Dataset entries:
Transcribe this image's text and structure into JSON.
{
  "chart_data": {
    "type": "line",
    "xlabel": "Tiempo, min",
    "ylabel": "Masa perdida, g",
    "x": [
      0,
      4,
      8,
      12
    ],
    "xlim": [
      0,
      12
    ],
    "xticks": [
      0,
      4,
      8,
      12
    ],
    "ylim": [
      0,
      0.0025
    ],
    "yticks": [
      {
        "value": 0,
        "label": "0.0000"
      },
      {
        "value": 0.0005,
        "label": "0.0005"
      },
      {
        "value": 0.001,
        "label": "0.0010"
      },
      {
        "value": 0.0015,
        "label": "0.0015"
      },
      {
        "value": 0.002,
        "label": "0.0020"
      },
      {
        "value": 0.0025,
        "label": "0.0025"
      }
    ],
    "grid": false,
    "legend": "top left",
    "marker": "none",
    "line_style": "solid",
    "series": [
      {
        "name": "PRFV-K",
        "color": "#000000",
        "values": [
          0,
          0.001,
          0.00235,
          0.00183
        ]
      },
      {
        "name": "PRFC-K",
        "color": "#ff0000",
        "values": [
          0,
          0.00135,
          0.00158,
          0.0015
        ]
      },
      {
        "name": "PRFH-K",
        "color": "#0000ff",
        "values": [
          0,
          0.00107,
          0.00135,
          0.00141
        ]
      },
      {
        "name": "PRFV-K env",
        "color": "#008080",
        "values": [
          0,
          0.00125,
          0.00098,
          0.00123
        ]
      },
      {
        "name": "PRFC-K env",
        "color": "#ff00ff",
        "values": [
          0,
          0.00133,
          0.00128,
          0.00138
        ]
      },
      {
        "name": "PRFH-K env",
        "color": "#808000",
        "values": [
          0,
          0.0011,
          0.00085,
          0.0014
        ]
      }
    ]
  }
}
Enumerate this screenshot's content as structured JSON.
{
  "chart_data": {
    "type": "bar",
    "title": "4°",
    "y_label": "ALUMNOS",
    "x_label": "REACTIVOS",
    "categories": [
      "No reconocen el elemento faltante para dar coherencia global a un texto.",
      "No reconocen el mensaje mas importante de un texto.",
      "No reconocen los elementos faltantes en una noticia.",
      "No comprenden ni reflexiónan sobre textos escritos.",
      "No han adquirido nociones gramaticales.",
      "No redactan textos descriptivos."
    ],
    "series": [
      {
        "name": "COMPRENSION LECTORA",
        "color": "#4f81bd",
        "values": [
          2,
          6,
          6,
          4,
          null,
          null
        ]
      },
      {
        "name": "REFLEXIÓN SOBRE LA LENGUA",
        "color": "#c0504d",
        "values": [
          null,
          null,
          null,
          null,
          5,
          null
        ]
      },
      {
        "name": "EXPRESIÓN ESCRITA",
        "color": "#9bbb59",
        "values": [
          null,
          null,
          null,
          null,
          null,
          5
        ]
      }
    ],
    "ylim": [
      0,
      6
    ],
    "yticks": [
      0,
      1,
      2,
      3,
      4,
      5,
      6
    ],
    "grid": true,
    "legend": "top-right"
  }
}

**Exercise goal:** Filter the entries above down to the lines containing the word "JSON".

**The solution:**
Transcribe this image's text and structure into JSON.
Enumerate this screenshot's content as structured JSON.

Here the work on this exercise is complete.